══ GIVEN ENTRIES

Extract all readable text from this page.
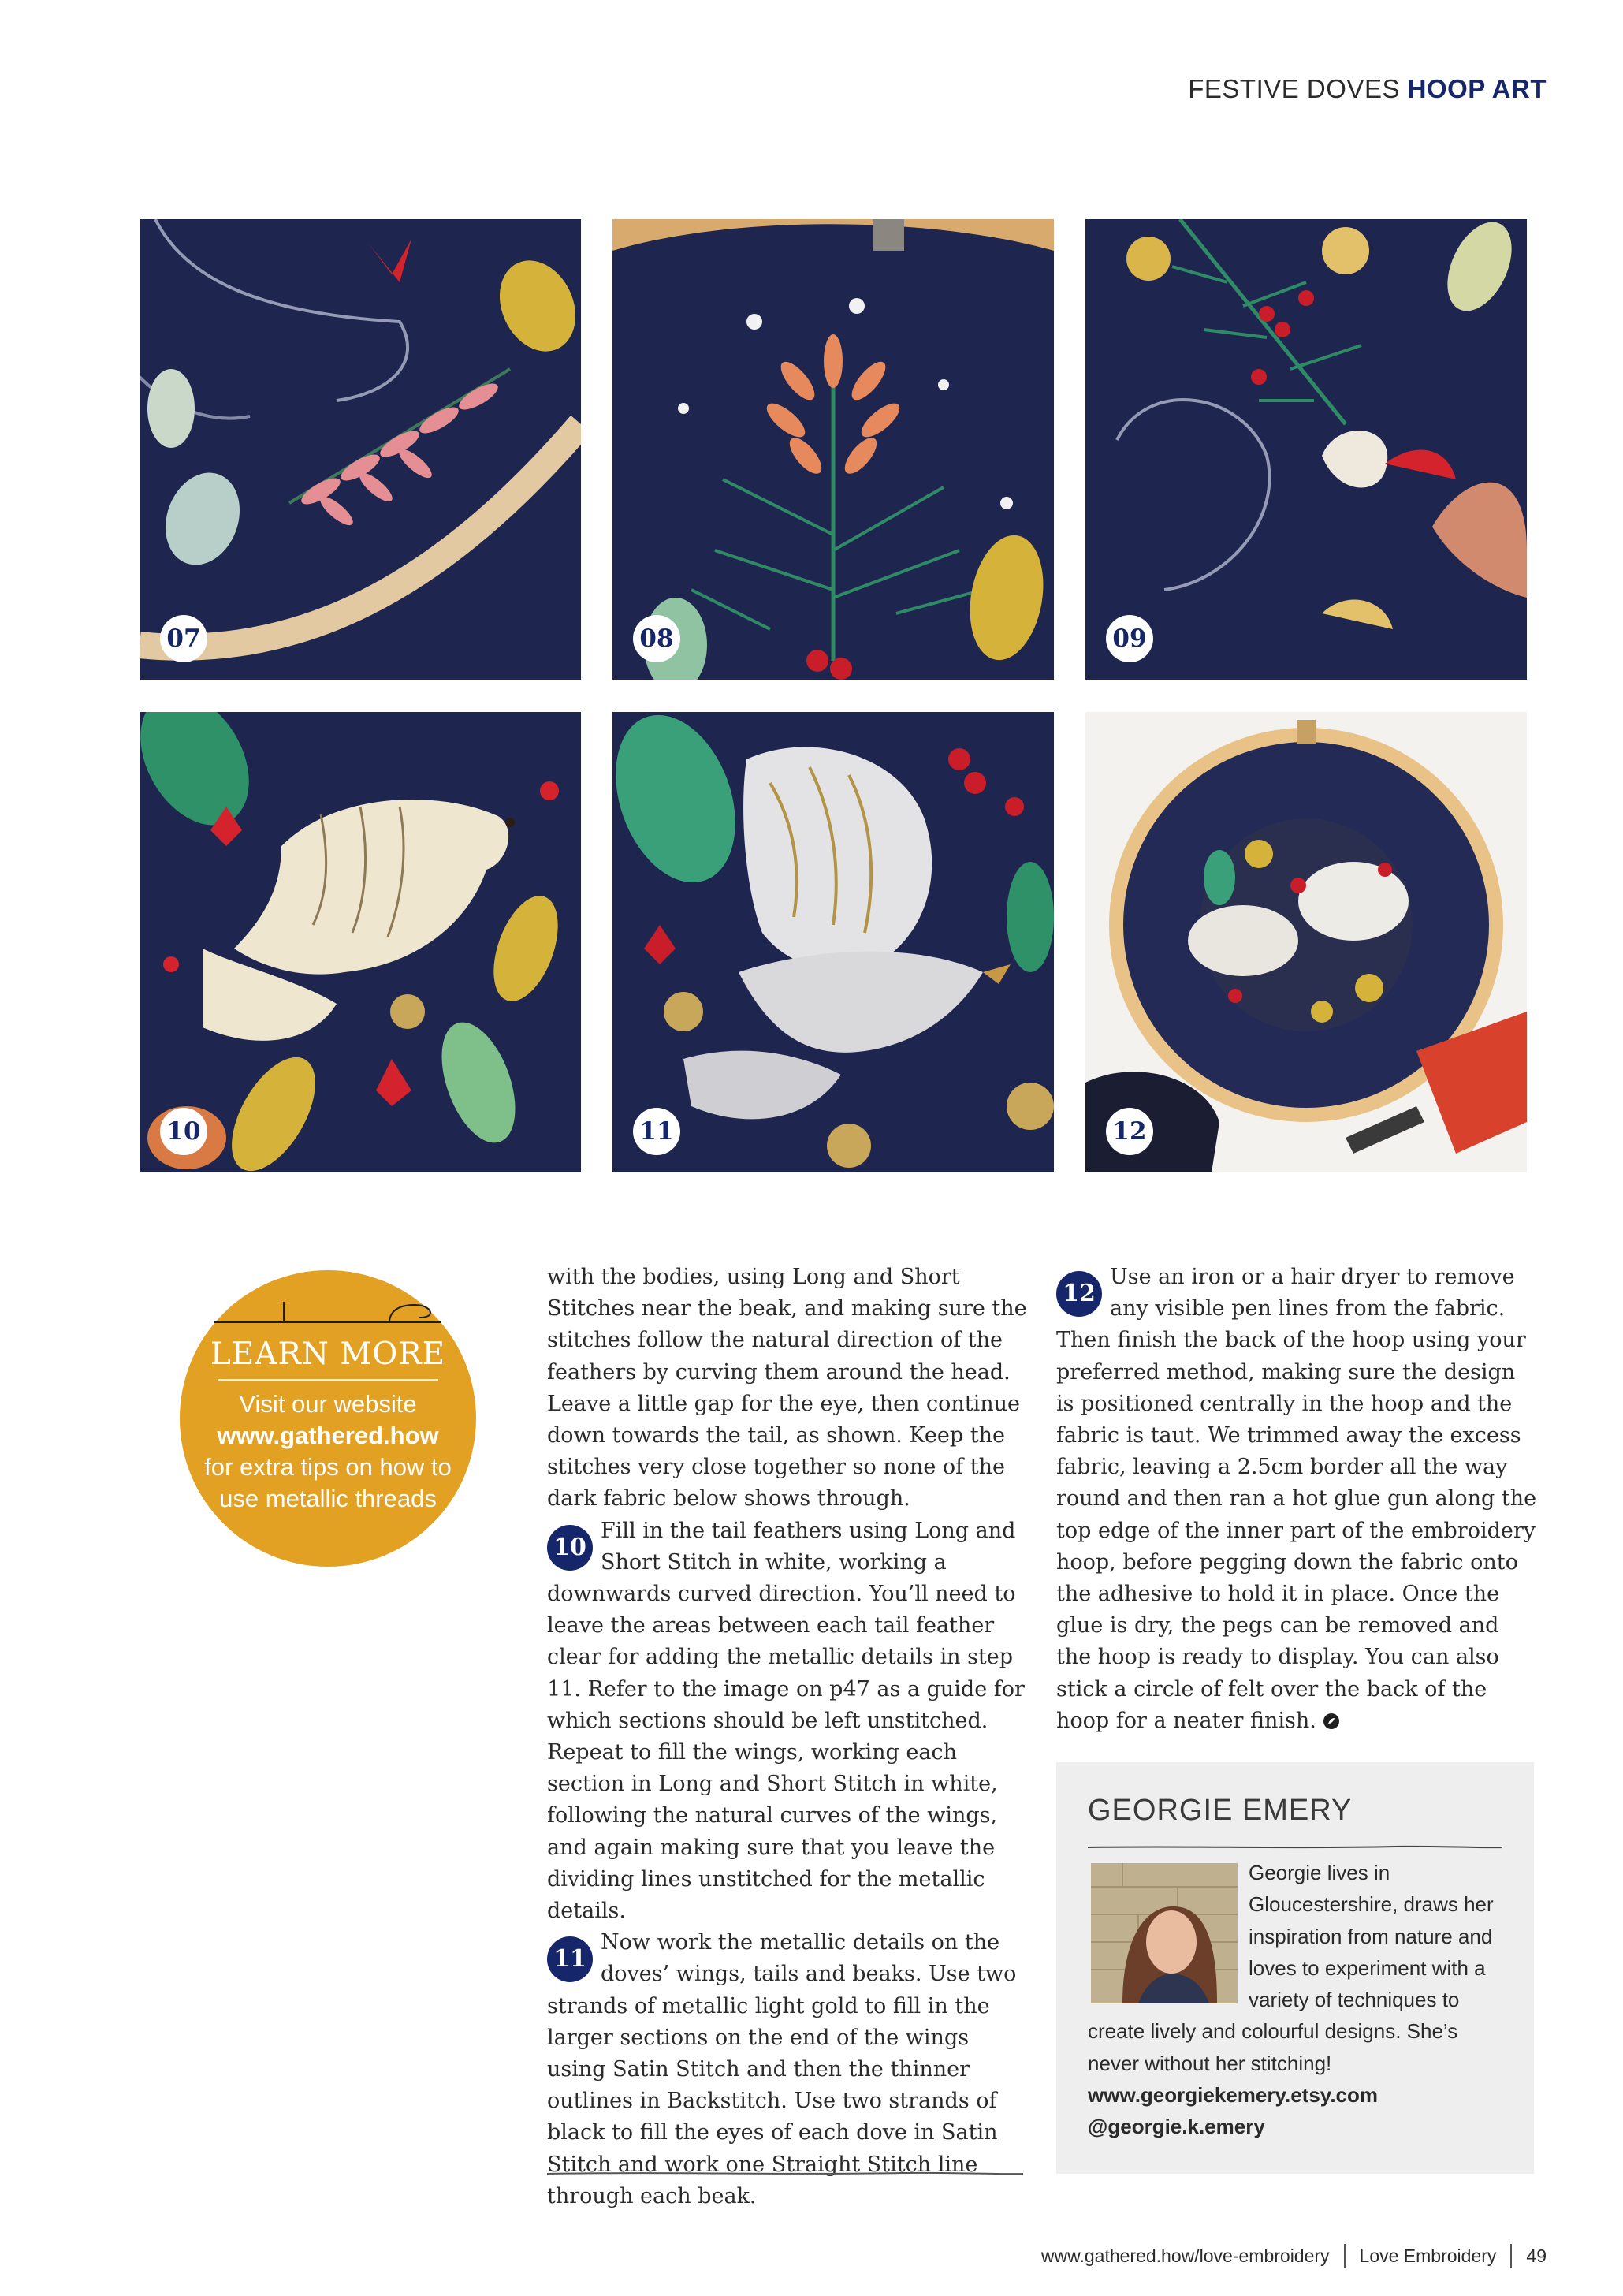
FESTIVE DOVES HOOP ART
07	08	09
10	11	12
LEARN MORE

Visit our website
www.gathered.how
for extra tips on how to use metallic threads

with the bodies, using Long and Short Stitches near the beak, and making sure the stitches follow the natural direction of the feathers by curving them around the head. Leave a little gap for the eye, then continue down towards the tail, as shown. Keep the stitches very close together so none of the dark fabric below shows through.

10
Fill in the tail feathers using Long and Short Stitch in white, working a downwards curved direction. You’ll need to leave the areas between each tail feather clear for adding the metallic details in step 11. Refer to the image on p47 as a guide for which sections should be left unstitched. Repeat to fill the wings, working each section in Long and Short Stitch in white, following the natural curves of the wings, and again making sure that you leave the dividing lines unstitched for the metallic details.

11
Now work the metallic details on the doves’ wings, tails and beaks. Use two strands of metallic light gold to fill in the larger sections on the end of the wings using Satin Stitch and then the thinner outlines in Backstitch. Use two strands of black to fill the eyes of each dove in Satin Stitch and work one Straight Stitch line through each beak.

12
Use an iron or a hair dryer to remove any visible pen lines from the fabric. Then finish the back of the hoop using your preferred method, making sure the design is positioned centrally in the hoop and the fabric is taut. We trimmed away the excess fabric, leaving a 2.5cm border all the way round and then ran a hot glue gun along the top edge of the inner part of the embroidery hoop, before pegging down the fabric onto the adhesive to hold it in place. Once the glue is dry, the pegs can be removed and the hoop is ready to display. You can also stick a circle of felt over the back of the hoop for a neater finish.

GEORGIE EMERY
Georgie lives in Gloucestershire, draws her inspiration from nature and loves to experiment with a variety of techniques to create lively and colourful designs. She’s never without her stitching!
www.georgiekemery.etsy.com
@georgie.k.emery
www.gathered.how/love-embroidery Love Embroidery 49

════

SET TASK: Pick out every line holding the string "embroidery" and return it.

WRITTEN SOLUTION:
Use an iron or a hair dryer to remove any visible pen lines from the fabric. Then finish the back of the hoop using your preferred method, making sure the design is positioned centrally in the hoop and the fabric is taut. We trimmed away the excess fabric, leaving a 2.5cm border all the way round and then ran a hot glue gun along the top edge of the inner part of the embroidery hoop, before pegging down the fabric onto the adhesive to hold it in place. Once the glue is dry, the pegs can be removed and the hoop is ready to display. You can also stick a circle of felt over the back of the hoop for a neater finish.
www.gathered.how/love-embroidery Love Embroidery 49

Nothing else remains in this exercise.